**What is needed**
Pull out every line of the listing below where "buscando" appears.

**Task inputs**
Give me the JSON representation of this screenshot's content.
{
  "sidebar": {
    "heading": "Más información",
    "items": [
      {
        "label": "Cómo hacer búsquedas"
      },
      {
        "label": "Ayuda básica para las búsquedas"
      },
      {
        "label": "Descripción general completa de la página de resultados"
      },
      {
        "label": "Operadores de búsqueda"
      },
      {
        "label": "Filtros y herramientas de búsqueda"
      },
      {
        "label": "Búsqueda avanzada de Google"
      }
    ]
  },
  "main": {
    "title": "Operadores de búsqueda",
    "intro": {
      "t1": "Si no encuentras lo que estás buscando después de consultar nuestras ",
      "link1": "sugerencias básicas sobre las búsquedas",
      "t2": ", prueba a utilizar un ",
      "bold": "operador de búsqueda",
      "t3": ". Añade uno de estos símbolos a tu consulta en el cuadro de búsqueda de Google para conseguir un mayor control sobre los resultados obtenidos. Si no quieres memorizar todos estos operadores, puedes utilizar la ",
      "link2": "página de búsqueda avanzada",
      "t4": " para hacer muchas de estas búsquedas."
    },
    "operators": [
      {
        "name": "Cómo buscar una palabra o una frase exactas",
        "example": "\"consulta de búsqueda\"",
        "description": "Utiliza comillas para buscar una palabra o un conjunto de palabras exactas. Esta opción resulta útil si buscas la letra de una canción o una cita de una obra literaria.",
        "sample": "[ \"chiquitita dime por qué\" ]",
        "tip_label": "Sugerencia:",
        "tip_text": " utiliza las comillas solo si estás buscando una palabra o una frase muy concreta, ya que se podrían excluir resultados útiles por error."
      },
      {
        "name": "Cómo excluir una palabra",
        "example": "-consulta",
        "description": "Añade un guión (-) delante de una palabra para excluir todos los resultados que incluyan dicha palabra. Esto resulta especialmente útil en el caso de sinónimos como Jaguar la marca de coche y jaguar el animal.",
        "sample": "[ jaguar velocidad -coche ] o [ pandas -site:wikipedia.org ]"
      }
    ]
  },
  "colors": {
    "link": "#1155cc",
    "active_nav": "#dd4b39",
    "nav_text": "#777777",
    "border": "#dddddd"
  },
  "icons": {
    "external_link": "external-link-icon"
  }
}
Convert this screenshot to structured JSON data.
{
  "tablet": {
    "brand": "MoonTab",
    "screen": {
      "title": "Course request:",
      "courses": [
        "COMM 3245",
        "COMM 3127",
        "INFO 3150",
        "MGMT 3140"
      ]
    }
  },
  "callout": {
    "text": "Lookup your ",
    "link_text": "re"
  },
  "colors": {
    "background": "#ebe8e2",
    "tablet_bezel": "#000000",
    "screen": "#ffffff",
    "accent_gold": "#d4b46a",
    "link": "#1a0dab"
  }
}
---
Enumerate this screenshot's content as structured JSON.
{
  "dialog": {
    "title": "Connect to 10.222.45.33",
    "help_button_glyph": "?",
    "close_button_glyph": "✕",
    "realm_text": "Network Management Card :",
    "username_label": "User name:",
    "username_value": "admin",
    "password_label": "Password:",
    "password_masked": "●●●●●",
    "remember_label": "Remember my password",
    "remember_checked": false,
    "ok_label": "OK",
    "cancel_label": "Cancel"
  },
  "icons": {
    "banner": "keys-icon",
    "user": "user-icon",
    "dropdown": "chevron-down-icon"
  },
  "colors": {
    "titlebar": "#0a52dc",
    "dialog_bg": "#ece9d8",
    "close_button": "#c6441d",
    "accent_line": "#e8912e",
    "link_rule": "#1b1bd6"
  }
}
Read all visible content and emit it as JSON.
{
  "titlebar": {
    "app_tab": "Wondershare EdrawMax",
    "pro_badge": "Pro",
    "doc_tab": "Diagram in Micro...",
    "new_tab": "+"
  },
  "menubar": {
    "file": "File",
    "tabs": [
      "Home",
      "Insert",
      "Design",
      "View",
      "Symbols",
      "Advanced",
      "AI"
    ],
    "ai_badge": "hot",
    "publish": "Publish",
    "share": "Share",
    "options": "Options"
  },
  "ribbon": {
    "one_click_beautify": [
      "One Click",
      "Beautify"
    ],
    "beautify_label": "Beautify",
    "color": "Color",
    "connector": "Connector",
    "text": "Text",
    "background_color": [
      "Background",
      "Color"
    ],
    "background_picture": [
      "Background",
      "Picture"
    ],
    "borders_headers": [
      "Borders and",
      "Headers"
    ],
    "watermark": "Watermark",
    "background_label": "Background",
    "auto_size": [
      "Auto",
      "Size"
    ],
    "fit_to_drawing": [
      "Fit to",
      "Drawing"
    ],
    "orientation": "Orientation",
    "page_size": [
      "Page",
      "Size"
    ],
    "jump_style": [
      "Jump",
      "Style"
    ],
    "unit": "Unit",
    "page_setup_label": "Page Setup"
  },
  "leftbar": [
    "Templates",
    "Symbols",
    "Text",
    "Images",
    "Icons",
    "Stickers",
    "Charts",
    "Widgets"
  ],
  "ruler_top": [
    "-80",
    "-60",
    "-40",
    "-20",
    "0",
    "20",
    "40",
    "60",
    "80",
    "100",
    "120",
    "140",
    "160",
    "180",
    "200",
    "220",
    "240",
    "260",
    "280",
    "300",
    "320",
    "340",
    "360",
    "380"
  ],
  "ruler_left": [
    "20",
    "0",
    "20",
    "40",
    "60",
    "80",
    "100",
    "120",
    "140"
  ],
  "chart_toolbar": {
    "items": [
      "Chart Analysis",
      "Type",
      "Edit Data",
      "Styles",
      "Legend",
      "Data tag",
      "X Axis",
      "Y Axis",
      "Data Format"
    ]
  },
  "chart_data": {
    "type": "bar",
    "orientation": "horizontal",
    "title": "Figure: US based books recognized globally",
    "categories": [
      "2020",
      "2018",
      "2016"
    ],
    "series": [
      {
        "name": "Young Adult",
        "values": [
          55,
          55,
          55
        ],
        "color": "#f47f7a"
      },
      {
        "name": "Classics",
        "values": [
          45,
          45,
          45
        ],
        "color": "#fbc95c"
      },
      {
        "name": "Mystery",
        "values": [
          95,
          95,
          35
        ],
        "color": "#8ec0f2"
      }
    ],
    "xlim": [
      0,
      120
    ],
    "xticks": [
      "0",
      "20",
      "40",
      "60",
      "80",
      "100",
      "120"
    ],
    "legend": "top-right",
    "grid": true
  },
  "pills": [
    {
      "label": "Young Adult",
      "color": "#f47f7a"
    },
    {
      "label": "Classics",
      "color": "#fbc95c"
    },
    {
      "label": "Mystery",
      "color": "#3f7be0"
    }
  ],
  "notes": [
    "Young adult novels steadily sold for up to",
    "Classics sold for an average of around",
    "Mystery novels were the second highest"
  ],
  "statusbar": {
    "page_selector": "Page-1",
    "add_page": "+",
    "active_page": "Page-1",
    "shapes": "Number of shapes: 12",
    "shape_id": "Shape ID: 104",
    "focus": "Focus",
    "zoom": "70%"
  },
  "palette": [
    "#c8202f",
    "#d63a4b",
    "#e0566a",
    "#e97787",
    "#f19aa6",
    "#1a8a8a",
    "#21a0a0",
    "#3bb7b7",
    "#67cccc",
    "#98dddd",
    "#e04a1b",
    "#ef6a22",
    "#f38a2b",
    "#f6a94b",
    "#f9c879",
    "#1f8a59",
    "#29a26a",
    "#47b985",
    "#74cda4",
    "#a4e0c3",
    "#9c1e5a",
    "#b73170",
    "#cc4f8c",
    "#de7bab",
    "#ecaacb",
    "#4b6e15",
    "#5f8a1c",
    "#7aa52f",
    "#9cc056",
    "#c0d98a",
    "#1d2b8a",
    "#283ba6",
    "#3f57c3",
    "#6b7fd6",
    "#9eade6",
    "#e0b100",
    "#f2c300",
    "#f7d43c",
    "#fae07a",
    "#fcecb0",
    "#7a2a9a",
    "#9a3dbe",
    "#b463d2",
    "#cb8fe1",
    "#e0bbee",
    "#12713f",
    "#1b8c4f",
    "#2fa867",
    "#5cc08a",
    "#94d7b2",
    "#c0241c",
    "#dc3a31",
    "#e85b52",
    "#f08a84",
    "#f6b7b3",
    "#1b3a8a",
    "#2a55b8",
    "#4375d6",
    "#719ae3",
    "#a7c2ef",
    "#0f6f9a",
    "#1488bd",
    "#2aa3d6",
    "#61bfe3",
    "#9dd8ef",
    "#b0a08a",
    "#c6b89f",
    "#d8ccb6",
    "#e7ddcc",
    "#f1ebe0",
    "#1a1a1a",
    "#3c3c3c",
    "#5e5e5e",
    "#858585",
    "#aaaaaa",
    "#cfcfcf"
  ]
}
...
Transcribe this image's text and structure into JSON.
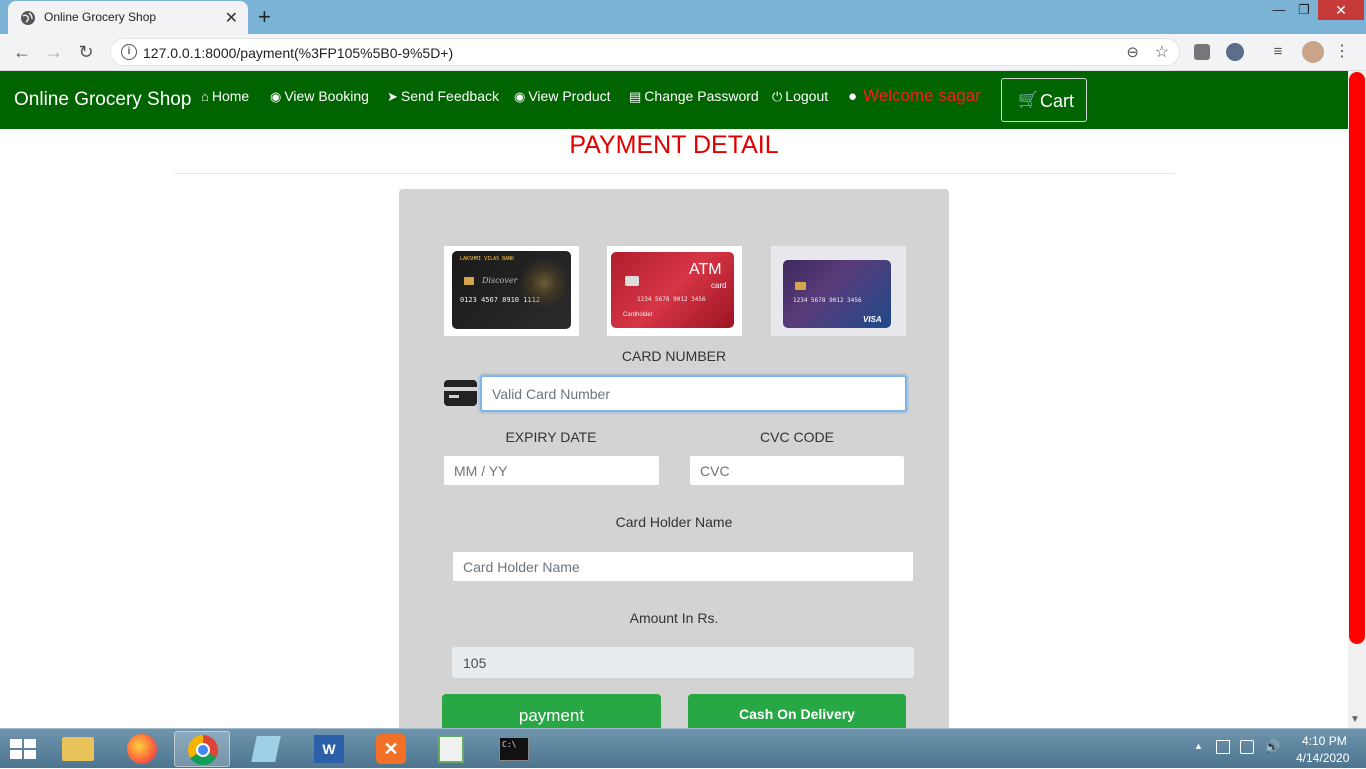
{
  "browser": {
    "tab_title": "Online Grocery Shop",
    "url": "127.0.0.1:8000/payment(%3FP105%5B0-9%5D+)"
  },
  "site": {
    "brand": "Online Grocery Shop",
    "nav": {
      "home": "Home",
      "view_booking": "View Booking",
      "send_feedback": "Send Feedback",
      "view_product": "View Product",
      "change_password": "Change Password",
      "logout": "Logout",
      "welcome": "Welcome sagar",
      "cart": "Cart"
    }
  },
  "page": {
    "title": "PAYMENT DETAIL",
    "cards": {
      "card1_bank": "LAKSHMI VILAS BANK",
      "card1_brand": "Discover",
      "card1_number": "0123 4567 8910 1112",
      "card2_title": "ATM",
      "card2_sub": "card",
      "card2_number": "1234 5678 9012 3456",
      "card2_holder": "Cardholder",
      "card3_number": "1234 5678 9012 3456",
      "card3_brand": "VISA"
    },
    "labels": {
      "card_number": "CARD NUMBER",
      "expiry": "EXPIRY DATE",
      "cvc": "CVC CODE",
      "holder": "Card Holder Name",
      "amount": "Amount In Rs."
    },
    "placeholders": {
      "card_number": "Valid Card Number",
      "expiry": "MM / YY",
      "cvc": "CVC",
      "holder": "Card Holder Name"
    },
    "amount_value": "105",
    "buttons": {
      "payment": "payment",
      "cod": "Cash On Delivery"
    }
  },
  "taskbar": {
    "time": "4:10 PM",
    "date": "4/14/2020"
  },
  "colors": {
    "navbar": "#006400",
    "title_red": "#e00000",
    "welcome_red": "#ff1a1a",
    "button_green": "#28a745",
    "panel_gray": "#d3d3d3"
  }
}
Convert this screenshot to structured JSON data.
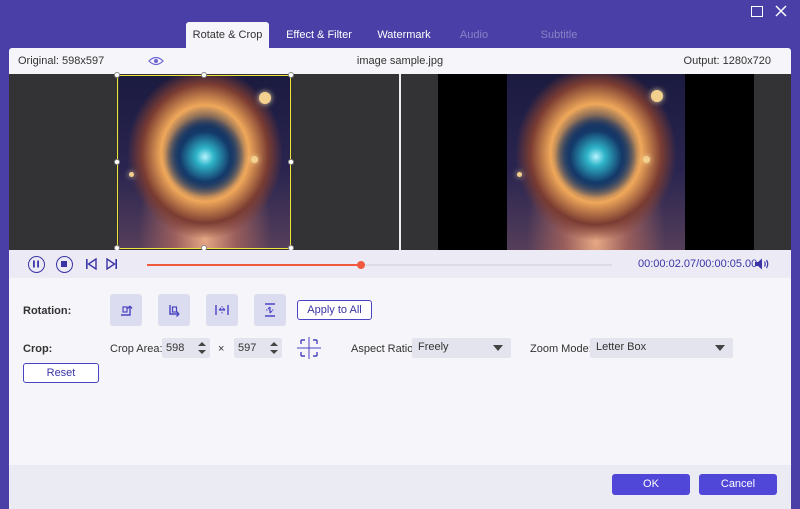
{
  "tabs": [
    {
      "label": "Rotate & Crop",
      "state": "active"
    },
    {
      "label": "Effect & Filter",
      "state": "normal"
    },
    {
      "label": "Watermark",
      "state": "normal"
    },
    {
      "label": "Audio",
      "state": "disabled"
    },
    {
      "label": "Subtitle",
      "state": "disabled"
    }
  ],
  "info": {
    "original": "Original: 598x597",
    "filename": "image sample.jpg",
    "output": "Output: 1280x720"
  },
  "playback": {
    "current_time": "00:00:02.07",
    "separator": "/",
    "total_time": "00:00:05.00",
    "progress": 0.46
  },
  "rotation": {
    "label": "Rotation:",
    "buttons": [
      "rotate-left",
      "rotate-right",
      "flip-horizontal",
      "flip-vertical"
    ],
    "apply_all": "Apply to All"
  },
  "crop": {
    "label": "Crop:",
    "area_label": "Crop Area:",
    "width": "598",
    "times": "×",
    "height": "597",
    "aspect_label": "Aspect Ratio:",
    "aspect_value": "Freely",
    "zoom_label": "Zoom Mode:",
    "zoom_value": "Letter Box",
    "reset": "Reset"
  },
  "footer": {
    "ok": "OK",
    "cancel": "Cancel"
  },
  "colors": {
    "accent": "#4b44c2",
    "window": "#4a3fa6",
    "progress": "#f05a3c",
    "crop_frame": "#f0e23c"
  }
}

**Task result**
      "t1": "Si no encuentras lo que estás buscando después de consultar nuestras ",
        "tip_text": " utiliza las comillas solo si estás buscando una palabra o una frase muy concreta, ya que se podrían excluir resultados útiles por error."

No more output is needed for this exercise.